What is expected:
Find the lines containing the word "социальной" and copy every one of them.

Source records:

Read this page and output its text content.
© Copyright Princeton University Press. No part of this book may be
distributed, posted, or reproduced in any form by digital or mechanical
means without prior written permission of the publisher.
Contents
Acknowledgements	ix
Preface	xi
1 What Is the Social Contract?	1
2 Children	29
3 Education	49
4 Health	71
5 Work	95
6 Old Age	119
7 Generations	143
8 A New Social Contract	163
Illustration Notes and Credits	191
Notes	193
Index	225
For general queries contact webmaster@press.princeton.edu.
...
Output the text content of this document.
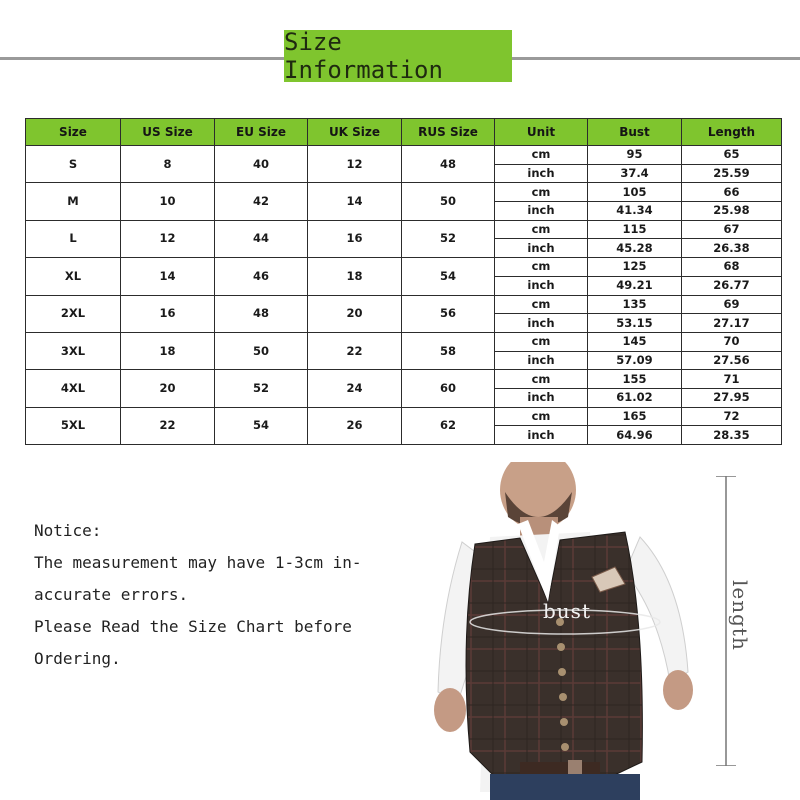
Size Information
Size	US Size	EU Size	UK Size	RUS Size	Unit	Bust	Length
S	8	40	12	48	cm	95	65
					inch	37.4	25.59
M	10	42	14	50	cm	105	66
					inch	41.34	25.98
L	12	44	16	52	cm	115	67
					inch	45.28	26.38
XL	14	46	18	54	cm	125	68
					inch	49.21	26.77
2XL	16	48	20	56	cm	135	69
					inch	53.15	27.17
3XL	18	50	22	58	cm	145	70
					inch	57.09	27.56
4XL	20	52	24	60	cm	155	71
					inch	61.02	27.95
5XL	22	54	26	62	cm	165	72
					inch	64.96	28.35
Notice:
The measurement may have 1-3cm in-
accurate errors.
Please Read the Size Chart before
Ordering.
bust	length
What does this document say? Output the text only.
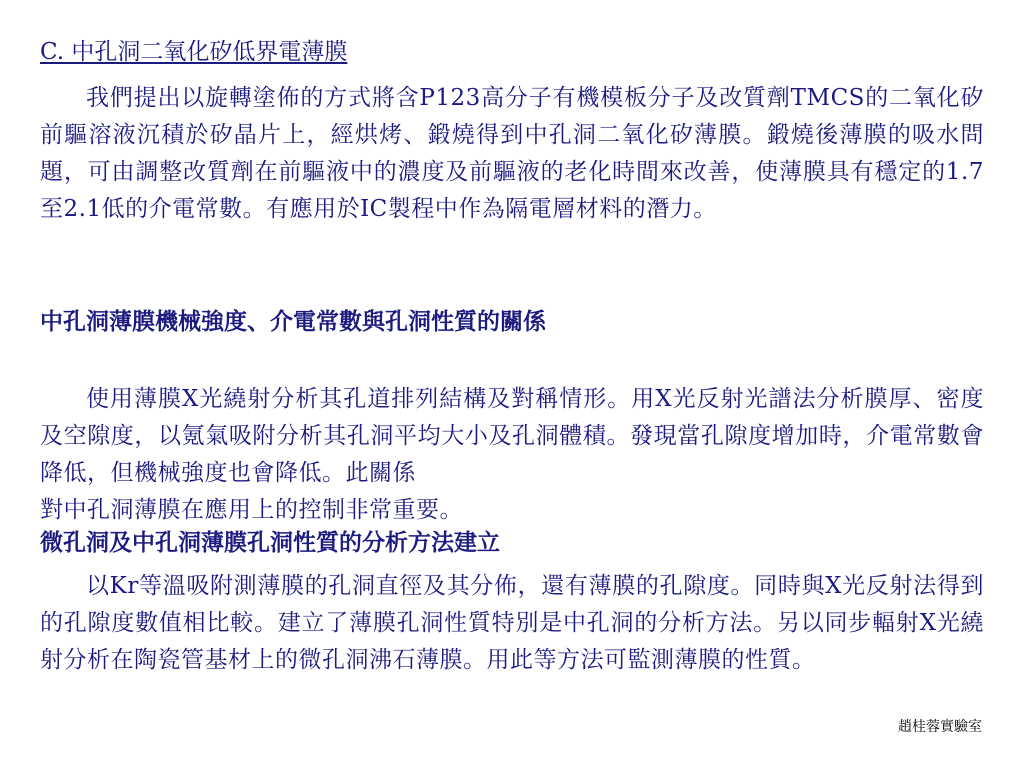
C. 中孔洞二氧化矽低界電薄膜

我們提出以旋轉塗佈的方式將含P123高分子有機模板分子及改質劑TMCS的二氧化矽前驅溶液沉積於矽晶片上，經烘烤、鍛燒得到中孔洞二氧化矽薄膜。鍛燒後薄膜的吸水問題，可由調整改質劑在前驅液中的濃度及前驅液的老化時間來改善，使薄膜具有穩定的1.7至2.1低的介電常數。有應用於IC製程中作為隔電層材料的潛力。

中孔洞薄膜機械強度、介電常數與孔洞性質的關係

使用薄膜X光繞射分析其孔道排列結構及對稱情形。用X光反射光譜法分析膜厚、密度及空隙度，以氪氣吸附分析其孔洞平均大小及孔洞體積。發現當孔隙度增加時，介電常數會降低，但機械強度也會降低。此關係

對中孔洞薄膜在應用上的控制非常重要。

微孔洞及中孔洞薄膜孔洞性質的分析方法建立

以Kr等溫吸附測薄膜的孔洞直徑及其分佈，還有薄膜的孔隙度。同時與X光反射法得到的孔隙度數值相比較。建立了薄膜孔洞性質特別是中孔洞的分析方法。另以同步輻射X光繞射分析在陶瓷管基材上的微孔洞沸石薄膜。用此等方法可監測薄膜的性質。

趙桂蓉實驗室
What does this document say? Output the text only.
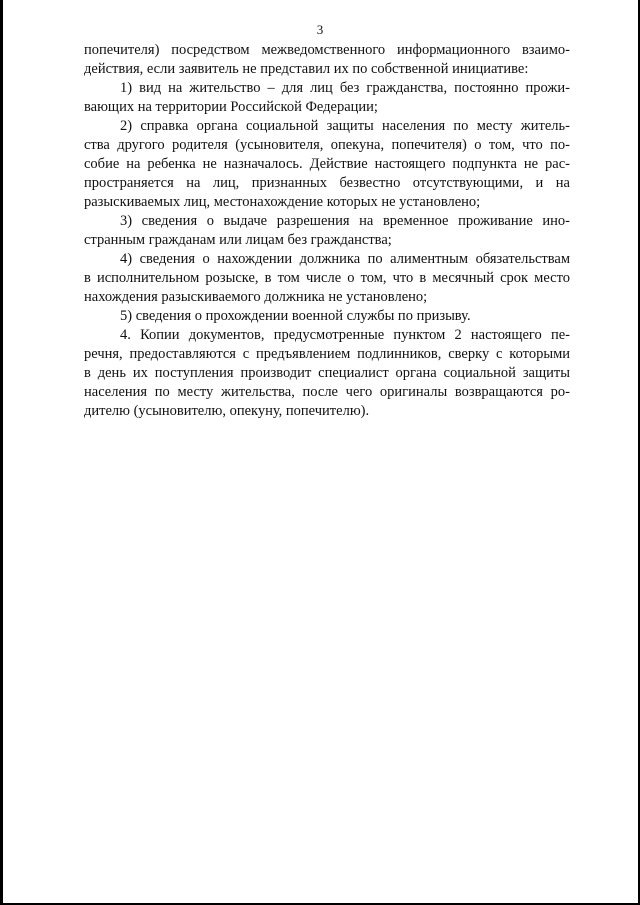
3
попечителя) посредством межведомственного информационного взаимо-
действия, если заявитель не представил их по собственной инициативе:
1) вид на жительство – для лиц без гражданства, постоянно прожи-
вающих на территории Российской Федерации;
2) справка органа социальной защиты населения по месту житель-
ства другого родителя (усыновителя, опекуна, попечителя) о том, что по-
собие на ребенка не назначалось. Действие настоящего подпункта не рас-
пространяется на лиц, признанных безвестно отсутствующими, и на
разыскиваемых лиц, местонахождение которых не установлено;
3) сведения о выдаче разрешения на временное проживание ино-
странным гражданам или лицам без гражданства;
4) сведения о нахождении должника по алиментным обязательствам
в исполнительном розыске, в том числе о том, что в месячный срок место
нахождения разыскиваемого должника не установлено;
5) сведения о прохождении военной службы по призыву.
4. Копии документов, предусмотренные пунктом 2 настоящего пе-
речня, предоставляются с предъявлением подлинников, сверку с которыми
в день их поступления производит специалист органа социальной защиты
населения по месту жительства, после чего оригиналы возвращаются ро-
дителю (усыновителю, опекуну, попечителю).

Written answer:
2) справка органа социальной защиты населения по месту житель-
в день их поступления производит специалист органа социальной защиты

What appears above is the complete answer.